- DATA TO USE -

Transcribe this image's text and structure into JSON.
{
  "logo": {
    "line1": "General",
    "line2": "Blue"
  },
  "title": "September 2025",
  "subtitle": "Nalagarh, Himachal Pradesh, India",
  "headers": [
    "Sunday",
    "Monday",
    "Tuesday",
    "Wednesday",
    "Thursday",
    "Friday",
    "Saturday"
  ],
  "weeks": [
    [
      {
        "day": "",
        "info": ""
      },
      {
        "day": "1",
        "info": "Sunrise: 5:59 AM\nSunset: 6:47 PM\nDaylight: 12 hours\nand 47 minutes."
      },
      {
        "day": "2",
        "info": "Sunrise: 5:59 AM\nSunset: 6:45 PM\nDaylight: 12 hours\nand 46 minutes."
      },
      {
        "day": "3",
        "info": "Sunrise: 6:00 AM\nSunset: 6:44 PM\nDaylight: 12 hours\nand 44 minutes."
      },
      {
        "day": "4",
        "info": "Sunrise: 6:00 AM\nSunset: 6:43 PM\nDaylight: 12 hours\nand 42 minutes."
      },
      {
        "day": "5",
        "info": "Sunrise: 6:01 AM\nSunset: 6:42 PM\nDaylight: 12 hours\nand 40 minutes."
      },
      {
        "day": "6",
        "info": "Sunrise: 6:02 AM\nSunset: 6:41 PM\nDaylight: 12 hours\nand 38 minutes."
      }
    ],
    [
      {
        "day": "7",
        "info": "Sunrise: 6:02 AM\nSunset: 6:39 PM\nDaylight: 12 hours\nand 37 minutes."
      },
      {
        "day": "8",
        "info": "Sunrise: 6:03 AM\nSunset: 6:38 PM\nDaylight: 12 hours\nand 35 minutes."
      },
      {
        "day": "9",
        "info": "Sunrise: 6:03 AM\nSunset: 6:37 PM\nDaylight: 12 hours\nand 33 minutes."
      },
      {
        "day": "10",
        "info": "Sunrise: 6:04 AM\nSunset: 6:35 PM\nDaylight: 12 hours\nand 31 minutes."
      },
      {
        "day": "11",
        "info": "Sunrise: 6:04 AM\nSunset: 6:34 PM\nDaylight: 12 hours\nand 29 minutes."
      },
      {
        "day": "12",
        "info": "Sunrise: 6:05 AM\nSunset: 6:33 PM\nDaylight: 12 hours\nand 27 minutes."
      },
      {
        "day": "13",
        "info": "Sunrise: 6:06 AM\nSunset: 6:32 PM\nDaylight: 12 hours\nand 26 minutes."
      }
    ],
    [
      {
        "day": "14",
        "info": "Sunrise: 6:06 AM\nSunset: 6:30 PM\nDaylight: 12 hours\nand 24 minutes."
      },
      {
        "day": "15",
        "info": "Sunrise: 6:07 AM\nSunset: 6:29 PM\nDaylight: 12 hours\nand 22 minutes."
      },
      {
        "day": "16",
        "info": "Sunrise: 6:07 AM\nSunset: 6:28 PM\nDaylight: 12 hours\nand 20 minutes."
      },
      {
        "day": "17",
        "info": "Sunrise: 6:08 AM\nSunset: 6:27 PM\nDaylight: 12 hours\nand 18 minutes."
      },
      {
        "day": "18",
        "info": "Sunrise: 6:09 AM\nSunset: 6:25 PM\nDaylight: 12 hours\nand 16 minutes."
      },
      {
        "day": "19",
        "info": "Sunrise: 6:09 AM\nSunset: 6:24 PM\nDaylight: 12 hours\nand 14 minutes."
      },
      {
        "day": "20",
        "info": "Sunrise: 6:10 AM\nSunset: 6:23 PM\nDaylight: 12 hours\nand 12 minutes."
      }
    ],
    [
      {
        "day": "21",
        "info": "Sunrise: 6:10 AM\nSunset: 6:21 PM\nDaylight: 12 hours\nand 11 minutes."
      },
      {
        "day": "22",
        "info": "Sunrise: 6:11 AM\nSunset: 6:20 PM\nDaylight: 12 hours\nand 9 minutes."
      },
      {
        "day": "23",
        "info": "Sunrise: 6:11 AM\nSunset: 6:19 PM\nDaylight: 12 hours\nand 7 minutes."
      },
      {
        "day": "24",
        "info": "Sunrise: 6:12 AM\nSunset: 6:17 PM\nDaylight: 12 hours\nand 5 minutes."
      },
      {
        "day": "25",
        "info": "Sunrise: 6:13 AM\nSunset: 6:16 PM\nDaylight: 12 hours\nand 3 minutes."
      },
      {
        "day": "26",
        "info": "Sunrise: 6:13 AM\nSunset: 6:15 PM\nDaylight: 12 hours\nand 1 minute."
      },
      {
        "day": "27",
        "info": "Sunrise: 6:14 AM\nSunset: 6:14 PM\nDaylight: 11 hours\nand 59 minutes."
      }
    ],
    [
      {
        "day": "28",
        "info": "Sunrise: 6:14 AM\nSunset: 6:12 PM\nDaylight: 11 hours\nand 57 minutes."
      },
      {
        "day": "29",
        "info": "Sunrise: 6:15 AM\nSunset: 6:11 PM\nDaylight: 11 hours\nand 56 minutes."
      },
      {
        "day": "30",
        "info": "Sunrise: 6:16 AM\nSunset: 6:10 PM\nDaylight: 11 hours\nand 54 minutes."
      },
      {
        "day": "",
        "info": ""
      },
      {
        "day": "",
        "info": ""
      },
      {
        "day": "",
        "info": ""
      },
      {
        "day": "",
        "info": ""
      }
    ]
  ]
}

- WHAT IS BEING ASKED -
Nothing should be left out: repeat all of the data exactly.

- ANSWER TO THE PROBLEM -
Transcribe this image's text and structure into JSON.
{
  "logo": {
    "line1": "General",
    "line2": "Blue"
  },
  "title": "September 2025",
  "subtitle": "Nalagarh, Himachal Pradesh, India",
  "headers": [
    "Sunday",
    "Monday",
    "Tuesday",
    "Wednesday",
    "Thursday",
    "Friday",
    "Saturday"
  ],
  "weeks": [
    [
      {
        "day": "",
        "info": ""
      },
      {
        "day": "1",
        "info": "Sunrise: 5:59 AM\nSunset: 6:47 PM\nDaylight: 12 hours\nand 47 minutes."
      },
      {
        "day": "2",
        "info": "Sunrise: 5:59 AM\nSunset: 6:45 PM\nDaylight: 12 hours\nand 46 minutes."
      },
      {
        "day": "3",
        "info": "Sunrise: 6:00 AM\nSunset: 6:44 PM\nDaylight: 12 hours\nand 44 minutes."
      },
      {
        "day": "4",
        "info": "Sunrise: 6:00 AM\nSunset: 6:43 PM\nDaylight: 12 hours\nand 42 minutes."
      },
      {
        "day": "5",
        "info": "Sunrise: 6:01 AM\nSunset: 6:42 PM\nDaylight: 12 hours\nand 40 minutes."
      },
      {
        "day": "6",
        "info": "Sunrise: 6:02 AM\nSunset: 6:41 PM\nDaylight: 12 hours\nand 38 minutes."
      }
    ],
    [
      {
        "day": "7",
        "info": "Sunrise: 6:02 AM\nSunset: 6:39 PM\nDaylight: 12 hours\nand 37 minutes."
      },
      {
        "day": "8",
        "info": "Sunrise: 6:03 AM\nSunset: 6:38 PM\nDaylight: 12 hours\nand 35 minutes."
      },
      {
        "day": "9",
        "info": "Sunrise: 6:03 AM\nSunset: 6:37 PM\nDaylight: 12 hours\nand 33 minutes."
      },
      {
        "day": "10",
        "info": "Sunrise: 6:04 AM\nSunset: 6:35 PM\nDaylight: 12 hours\nand 31 minutes."
      },
      {
        "day": "11",
        "info": "Sunrise: 6:04 AM\nSunset: 6:34 PM\nDaylight: 12 hours\nand 29 minutes."
      },
      {
        "day": "12",
        "info": "Sunrise: 6:05 AM\nSunset: 6:33 PM\nDaylight: 12 hours\nand 27 minutes."
      },
      {
        "day": "13",
        "info": "Sunrise: 6:06 AM\nSunset: 6:32 PM\nDaylight: 12 hours\nand 26 minutes."
      }
    ],
    [
      {
        "day": "14",
        "info": "Sunrise: 6:06 AM\nSunset: 6:30 PM\nDaylight: 12 hours\nand 24 minutes."
      },
      {
        "day": "15",
        "info": "Sunrise: 6:07 AM\nSunset: 6:29 PM\nDaylight: 12 hours\nand 22 minutes."
      },
      {
        "day": "16",
        "info": "Sunrise: 6:07 AM\nSunset: 6:28 PM\nDaylight: 12 hours\nand 20 minutes."
      },
      {
        "day": "17",
        "info": "Sunrise: 6:08 AM\nSunset: 6:27 PM\nDaylight: 12 hours\nand 18 minutes."
      },
      {
        "day": "18",
        "info": "Sunrise: 6:09 AM\nSunset: 6:25 PM\nDaylight: 12 hours\nand 16 minutes."
      },
      {
        "day": "19",
        "info": "Sunrise: 6:09 AM\nSunset: 6:24 PM\nDaylight: 12 hours\nand 14 minutes."
      },
      {
        "day": "20",
        "info": "Sunrise: 6:10 AM\nSunset: 6:23 PM\nDaylight: 12 hours\nand 12 minutes."
      }
    ],
    [
      {
        "day": "21",
        "info": "Sunrise: 6:10 AM\nSunset: 6:21 PM\nDaylight: 12 hours\nand 11 minutes."
      },
      {
        "day": "22",
        "info": "Sunrise: 6:11 AM\nSunset: 6:20 PM\nDaylight: 12 hours\nand 9 minutes."
      },
      {
        "day": "23",
        "info": "Sunrise: 6:11 AM\nSunset: 6:19 PM\nDaylight: 12 hours\nand 7 minutes."
      },
      {
        "day": "24",
        "info": "Sunrise: 6:12 AM\nSunset: 6:17 PM\nDaylight: 12 hours\nand 5 minutes."
      },
      {
        "day": "25",
        "info": "Sunrise: 6:13 AM\nSunset: 6:16 PM\nDaylight: 12 hours\nand 3 minutes."
      },
      {
        "day": "26",
        "info": "Sunrise: 6:13 AM\nSunset: 6:15 PM\nDaylight: 12 hours\nand 1 minute."
      },
      {
        "day": "27",
        "info": "Sunrise: 6:14 AM\nSunset: 6:14 PM\nDaylight: 11 hours\nand 59 minutes."
      }
    ],
    [
      {
        "day": "28",
        "info": "Sunrise: 6:14 AM\nSunset: 6:12 PM\nDaylight: 11 hours\nand 57 minutes."
      },
      {
        "day": "29",
        "info": "Sunrise: 6:15 AM\nSunset: 6:11 PM\nDaylight: 11 hours\nand 56 minutes."
      },
      {
        "day": "30",
        "info": "Sunrise: 6:16 AM\nSunset: 6:10 PM\nDaylight: 11 hours\nand 54 minutes."
      },
      {
        "day": "",
        "info": ""
      },
      {
        "day": "",
        "info": ""
      },
      {
        "day": "",
        "info": ""
      },
      {
        "day": "",
        "info": ""
      }
    ]
  ]
}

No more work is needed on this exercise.